**Stated exercise**
Read the lines that follow and tally those with the word "kwart"; give the number and nothing else.
========================
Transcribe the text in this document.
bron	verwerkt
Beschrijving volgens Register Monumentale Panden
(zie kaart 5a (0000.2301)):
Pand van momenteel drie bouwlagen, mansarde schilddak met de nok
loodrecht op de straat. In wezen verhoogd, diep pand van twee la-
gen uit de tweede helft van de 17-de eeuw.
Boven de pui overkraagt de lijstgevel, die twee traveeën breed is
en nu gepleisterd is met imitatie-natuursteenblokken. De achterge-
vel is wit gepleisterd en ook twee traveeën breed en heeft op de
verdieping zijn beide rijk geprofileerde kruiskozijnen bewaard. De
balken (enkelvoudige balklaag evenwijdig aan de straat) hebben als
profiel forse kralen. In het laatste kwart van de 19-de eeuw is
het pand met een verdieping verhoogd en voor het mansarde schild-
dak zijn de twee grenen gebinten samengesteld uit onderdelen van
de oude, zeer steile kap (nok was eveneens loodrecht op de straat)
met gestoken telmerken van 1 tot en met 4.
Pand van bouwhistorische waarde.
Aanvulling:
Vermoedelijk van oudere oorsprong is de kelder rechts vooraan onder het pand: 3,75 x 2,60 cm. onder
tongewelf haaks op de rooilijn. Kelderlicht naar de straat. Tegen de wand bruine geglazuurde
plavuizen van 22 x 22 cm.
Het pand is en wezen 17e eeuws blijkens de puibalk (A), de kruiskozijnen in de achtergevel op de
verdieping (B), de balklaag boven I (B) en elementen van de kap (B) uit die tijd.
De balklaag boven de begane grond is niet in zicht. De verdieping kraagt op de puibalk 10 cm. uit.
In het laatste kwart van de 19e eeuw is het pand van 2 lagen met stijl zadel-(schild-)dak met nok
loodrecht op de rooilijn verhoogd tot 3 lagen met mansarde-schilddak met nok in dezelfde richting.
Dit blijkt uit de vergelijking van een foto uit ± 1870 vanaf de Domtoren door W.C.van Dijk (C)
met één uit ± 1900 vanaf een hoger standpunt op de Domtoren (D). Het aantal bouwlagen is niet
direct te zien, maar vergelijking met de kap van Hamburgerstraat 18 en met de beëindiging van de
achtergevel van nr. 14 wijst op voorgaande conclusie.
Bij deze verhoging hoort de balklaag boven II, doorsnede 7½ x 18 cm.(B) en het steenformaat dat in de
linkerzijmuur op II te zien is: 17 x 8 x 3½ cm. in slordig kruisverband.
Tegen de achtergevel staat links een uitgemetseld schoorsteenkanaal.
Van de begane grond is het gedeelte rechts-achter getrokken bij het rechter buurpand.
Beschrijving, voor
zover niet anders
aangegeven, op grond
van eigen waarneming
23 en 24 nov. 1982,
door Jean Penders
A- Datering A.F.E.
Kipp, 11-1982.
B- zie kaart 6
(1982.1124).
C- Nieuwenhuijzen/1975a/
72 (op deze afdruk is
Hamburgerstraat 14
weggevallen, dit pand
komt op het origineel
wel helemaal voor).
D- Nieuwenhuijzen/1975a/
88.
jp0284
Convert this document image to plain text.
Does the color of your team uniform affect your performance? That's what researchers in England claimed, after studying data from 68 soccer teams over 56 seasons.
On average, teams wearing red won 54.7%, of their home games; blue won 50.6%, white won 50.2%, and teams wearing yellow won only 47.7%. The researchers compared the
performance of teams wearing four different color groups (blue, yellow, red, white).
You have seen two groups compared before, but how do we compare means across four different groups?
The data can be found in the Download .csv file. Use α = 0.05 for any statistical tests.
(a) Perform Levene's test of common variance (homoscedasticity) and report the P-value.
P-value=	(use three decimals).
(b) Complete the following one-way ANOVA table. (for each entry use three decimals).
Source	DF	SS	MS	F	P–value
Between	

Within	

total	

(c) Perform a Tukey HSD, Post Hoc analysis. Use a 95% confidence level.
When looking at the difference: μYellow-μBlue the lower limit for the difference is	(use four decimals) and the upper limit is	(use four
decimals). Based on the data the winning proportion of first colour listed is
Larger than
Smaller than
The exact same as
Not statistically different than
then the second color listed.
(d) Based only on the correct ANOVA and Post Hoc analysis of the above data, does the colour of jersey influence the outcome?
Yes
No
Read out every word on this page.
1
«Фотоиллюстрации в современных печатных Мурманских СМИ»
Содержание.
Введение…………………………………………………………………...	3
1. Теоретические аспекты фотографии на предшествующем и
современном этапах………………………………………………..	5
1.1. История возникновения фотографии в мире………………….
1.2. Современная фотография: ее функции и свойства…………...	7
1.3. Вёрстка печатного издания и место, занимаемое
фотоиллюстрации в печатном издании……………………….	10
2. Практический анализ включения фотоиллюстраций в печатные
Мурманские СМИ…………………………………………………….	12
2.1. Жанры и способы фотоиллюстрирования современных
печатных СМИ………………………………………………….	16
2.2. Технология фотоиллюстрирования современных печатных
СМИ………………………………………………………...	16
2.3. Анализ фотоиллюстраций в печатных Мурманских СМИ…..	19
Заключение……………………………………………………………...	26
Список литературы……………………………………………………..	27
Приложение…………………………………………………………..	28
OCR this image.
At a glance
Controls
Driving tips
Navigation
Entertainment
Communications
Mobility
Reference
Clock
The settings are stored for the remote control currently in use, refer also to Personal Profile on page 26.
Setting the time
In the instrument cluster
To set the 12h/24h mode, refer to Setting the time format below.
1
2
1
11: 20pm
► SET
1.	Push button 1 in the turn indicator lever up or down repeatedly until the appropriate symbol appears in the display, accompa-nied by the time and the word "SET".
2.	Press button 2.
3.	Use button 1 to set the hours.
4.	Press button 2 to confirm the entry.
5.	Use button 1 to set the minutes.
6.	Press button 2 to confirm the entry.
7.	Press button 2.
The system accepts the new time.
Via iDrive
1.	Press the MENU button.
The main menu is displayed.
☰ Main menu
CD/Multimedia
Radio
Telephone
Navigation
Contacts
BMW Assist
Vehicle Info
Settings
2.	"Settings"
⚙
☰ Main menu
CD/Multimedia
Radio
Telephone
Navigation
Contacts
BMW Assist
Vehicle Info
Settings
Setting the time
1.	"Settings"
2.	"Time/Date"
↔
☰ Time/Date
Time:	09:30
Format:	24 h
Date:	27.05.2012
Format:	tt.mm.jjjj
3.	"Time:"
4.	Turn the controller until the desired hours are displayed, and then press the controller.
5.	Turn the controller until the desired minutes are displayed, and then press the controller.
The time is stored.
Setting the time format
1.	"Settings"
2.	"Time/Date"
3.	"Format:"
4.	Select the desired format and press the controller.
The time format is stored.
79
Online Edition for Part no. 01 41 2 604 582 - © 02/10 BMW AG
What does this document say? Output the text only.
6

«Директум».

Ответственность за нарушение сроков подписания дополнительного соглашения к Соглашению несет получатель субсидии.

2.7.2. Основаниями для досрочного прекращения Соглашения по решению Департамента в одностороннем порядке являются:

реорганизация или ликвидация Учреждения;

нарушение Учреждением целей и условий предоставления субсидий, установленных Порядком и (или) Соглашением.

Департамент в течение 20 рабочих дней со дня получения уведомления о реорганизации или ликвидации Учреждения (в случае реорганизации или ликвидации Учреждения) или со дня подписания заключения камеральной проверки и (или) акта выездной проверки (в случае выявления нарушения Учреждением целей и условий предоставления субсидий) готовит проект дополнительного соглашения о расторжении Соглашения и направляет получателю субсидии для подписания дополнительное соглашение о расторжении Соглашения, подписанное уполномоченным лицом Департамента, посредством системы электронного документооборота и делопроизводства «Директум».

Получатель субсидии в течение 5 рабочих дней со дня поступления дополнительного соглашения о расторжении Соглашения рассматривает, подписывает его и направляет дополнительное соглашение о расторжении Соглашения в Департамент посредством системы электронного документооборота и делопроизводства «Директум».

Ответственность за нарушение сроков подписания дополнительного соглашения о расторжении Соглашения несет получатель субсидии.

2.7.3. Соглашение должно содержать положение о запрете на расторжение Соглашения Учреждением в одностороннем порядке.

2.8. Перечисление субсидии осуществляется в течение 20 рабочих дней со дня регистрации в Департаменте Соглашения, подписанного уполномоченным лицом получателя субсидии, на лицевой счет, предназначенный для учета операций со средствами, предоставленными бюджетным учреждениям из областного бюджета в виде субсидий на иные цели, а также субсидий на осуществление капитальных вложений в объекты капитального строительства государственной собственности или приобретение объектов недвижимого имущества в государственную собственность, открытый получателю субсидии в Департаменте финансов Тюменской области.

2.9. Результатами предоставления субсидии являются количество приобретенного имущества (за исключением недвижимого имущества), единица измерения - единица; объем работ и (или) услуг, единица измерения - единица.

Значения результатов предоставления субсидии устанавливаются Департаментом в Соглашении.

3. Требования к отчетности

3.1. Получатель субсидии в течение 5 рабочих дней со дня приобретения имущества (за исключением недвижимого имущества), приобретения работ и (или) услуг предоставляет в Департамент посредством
========================
**Result of the task**
2